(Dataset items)
════════════════
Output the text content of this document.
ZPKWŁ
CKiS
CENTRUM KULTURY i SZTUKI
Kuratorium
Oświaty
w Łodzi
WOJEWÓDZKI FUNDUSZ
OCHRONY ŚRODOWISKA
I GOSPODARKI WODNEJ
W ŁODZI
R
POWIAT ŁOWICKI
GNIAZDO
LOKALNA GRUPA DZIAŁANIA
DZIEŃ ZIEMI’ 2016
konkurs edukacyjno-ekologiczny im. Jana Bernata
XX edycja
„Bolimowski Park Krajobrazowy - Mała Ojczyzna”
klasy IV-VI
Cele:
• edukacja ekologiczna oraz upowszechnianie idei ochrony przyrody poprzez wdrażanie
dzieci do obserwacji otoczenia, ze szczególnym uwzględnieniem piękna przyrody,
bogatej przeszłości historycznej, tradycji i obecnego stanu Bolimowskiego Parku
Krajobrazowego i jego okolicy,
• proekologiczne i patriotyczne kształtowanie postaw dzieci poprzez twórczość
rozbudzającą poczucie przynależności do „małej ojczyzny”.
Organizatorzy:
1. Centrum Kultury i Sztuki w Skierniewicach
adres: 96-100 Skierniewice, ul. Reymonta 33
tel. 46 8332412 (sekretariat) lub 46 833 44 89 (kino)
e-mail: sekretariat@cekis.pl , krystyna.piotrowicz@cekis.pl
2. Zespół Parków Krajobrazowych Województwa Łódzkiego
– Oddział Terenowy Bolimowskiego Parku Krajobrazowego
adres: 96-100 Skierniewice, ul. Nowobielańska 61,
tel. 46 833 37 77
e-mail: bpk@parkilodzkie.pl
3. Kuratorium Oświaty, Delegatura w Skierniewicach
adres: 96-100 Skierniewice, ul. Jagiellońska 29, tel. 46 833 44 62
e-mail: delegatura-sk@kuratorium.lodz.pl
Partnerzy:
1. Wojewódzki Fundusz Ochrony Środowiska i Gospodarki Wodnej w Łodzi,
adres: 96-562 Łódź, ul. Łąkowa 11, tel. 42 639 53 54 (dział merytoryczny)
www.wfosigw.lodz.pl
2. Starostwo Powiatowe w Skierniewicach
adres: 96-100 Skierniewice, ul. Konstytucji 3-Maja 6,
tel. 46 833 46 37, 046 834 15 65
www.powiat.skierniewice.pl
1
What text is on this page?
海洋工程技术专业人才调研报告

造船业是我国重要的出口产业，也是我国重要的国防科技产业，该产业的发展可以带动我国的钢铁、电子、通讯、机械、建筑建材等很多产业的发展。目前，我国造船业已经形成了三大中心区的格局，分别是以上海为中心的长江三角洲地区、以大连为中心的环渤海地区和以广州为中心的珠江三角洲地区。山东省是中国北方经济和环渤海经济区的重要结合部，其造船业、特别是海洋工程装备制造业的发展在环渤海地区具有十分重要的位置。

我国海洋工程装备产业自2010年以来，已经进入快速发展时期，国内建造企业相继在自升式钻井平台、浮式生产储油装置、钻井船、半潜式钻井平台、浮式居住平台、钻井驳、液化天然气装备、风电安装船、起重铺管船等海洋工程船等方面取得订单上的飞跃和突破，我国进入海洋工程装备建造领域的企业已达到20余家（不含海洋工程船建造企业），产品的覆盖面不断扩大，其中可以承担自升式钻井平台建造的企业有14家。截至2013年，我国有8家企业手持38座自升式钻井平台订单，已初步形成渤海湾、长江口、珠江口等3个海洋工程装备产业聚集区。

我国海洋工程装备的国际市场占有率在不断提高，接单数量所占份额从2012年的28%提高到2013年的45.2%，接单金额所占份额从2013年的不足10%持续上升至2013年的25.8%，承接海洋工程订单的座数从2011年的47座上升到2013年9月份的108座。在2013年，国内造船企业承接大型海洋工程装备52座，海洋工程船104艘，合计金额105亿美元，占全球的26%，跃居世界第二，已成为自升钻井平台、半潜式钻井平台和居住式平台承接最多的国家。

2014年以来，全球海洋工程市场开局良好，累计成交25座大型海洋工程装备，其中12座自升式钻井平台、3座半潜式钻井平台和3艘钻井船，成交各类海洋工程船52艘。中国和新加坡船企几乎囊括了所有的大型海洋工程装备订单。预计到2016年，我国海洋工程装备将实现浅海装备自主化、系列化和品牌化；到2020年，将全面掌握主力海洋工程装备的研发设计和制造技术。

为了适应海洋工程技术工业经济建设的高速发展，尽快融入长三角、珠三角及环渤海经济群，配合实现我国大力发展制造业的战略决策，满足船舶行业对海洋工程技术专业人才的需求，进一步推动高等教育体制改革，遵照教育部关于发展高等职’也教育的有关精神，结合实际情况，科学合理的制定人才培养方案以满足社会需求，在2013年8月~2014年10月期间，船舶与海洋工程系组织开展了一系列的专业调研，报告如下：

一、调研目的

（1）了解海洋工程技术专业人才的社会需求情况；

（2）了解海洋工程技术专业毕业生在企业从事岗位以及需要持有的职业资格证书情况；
════════════════
Exactly as shown, repeat every record.

Output the text content of this document.
ZPKWŁ
CKiS
CENTRUM KULTURY i SZTUKI
Kuratorium
Oświaty
w Łodzi
WOJEWÓDZKI FUNDUSZ
OCHRONY ŚRODOWISKA
I GOSPODARKI WODNEJ
W ŁODZI
R
POWIAT ŁOWICKI
GNIAZDO
LOKALNA GRUPA DZIAŁANIA
DZIEŃ ZIEMI’ 2016
konkurs edukacyjno-ekologiczny im. Jana Bernata
XX edycja
„Bolimowski Park Krajobrazowy - Mała Ojczyzna”
klasy IV-VI
Cele:
• edukacja ekologiczna oraz upowszechnianie idei ochrony przyrody poprzez wdrażanie
dzieci do obserwacji otoczenia, ze szczególnym uwzględnieniem piękna przyrody,
bogatej przeszłości historycznej, tradycji i obecnego stanu Bolimowskiego Parku
Krajobrazowego i jego okolicy,
• proekologiczne i patriotyczne kształtowanie postaw dzieci poprzez twórczość
rozbudzającą poczucie przynależności do „małej ojczyzny”.
Organizatorzy:
1. Centrum Kultury i Sztuki w Skierniewicach
adres: 96-100 Skierniewice, ul. Reymonta 33
tel. 46 8332412 (sekretariat) lub 46 833 44 89 (kino)
e-mail: sekretariat@cekis.pl , krystyna.piotrowicz@cekis.pl
2. Zespół Parków Krajobrazowych Województwa Łódzkiego
– Oddział Terenowy Bolimowskiego Parku Krajobrazowego
adres: 96-100 Skierniewice, ul. Nowobielańska 61,
tel. 46 833 37 77
e-mail: bpk@parkilodzkie.pl
3. Kuratorium Oświaty, Delegatura w Skierniewicach
adres: 96-100 Skierniewice, ul. Jagiellońska 29, tel. 46 833 44 62
e-mail: delegatura-sk@kuratorium.lodz.pl
Partnerzy:
1. Wojewódzki Fundusz Ochrony Środowiska i Gospodarki Wodnej w Łodzi,
adres: 96-562 Łódź, ul. Łąkowa 11, tel. 42 639 53 54 (dział merytoryczny)
www.wfosigw.lodz.pl
2. Starostwo Powiatowe w Skierniewicach
adres: 96-100 Skierniewice, ul. Konstytucji 3-Maja 6,
tel. 46 833 46 37, 046 834 15 65
www.powiat.skierniewice.pl
1
What text is on this page?
海洋工程技术专业人才调研报告

造船业是我国重要的出口产业，也是我国重要的国防科技产业，该产业的发展可以带动我国的钢铁、电子、通讯、机械、建筑建材等很多产业的发展。目前，我国造船业已经形成了三大中心区的格局，分别是以上海为中心的长江三角洲地区、以大连为中心的环渤海地区和以广州为中心的珠江三角洲地区。山东省是中国北方经济和环渤海经济区的重要结合部，其造船业、特别是海洋工程装备制造业的发展在环渤海地区具有十分重要的位置。

我国海洋工程装备产业自2010年以来，已经进入快速发展时期，国内建造企业相继在自升式钻井平台、浮式生产储油装置、钻井船、半潜式钻井平台、浮式居住平台、钻井驳、液化天然气装备、风电安装船、起重铺管船等海洋工程船等方面取得订单上的飞跃和突破，我国进入海洋工程装备建造领域的企业已达到20余家（不含海洋工程船建造企业），产品的覆盖面不断扩大，其中可以承担自升式钻井平台建造的企业有14家。截至2013年，我国有8家企业手持38座自升式钻井平台订单，已初步形成渤海湾、长江口、珠江口等3个海洋工程装备产业聚集区。

我国海洋工程装备的国际市场占有率在不断提高，接单数量所占份额从2012年的28%提高到2013年的45.2%，接单金额所占份额从2013年的不足10%持续上升至2013年的25.8%，承接海洋工程订单的座数从2011年的47座上升到2013年9月份的108座。在2013年，国内造船企业承接大型海洋工程装备52座，海洋工程船104艘，合计金额105亿美元，占全球的26%，跃居世界第二，已成为自升钻井平台、半潜式钻井平台和居住式平台承接最多的国家。

2014年以来，全球海洋工程市场开局良好，累计成交25座大型海洋工程装备，其中12座自升式钻井平台、3座半潜式钻井平台和3艘钻井船，成交各类海洋工程船52艘。中国和新加坡船企几乎囊括了所有的大型海洋工程装备订单。预计到2016年，我国海洋工程装备将实现浅海装备自主化、系列化和品牌化；到2020年，将全面掌握主力海洋工程装备的研发设计和制造技术。

为了适应海洋工程技术工业经济建设的高速发展，尽快融入长三角、珠三角及环渤海经济群，配合实现我国大力发展制造业的战略决策，满足船舶行业对海洋工程技术专业人才的需求，进一步推动高等教育体制改革，遵照教育部关于发展高等职’也教育的有关精神，结合实际情况，科学合理的制定人才培养方案以满足社会需求，在2013年8月~2014年10月期间，船舶与海洋工程系组织开展了一系列的专业调研，报告如下：

一、调研目的

（1）了解海洋工程技术专业人才的社会需求情况；

（2）了解海洋工程技术专业毕业生在企业从事岗位以及需要持有的职业资格证书情况；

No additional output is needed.